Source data
---+---

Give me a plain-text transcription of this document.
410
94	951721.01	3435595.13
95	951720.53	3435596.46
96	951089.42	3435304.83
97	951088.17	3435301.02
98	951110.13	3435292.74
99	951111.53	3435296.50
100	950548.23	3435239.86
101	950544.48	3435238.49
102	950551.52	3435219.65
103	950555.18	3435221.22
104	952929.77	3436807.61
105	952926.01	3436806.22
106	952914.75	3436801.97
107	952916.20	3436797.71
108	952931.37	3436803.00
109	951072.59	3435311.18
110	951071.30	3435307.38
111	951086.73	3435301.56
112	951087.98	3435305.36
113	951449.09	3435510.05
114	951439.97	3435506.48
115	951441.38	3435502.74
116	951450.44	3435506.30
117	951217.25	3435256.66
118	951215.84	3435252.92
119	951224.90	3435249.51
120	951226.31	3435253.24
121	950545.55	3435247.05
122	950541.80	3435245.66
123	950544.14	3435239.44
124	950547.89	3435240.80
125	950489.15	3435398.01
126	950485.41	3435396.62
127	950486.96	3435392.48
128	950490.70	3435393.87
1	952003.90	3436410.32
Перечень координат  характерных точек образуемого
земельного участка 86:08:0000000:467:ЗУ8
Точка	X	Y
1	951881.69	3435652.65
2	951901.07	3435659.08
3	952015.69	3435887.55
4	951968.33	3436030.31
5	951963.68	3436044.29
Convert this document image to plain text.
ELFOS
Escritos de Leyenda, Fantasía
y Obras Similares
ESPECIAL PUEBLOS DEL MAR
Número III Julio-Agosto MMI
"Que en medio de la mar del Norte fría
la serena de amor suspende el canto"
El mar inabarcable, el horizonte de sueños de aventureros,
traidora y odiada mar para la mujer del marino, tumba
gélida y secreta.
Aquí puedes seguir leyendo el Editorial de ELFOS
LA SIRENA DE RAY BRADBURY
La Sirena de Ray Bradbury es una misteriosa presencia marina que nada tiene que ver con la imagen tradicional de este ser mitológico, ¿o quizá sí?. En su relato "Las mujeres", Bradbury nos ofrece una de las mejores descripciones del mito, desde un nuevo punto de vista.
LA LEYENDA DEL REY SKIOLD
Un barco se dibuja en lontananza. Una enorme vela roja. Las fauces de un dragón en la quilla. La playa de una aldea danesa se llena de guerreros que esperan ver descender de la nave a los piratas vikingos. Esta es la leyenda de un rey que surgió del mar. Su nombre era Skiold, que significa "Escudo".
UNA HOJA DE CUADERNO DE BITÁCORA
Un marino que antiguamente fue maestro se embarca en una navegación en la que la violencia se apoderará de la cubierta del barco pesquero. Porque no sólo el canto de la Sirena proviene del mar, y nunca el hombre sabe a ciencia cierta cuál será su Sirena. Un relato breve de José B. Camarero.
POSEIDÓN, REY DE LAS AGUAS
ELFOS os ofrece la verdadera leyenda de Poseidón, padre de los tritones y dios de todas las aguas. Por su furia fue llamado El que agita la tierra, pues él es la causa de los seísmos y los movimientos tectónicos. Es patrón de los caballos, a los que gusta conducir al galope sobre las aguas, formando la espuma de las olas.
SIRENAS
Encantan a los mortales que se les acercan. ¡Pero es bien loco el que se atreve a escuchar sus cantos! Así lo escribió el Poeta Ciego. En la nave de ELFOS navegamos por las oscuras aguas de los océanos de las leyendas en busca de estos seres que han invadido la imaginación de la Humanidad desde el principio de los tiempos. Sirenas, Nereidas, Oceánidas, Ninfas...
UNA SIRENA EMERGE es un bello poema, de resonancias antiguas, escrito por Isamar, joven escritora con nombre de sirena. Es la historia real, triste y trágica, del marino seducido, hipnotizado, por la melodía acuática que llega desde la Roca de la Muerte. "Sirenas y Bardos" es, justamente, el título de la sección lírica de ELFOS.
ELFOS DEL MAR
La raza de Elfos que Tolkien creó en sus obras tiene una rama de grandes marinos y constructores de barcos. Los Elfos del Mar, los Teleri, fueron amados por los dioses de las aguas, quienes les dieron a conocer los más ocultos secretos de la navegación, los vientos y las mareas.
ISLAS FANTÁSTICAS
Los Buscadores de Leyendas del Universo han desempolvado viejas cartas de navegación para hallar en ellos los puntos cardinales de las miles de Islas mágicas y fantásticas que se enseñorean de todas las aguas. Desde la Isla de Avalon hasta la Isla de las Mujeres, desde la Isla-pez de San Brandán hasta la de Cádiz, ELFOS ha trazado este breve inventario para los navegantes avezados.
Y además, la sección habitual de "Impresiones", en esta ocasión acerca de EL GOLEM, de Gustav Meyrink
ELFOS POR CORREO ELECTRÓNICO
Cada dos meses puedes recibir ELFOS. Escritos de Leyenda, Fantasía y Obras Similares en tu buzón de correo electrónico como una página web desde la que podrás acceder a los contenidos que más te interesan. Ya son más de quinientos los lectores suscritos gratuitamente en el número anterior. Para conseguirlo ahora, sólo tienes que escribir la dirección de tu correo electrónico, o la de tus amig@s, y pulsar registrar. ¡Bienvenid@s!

---+---

Problem statement: Which lines contain the word "text"? Copy each of them.

Written response:
Give me a plain-text transcription of this document.
Convert this document image to plain text.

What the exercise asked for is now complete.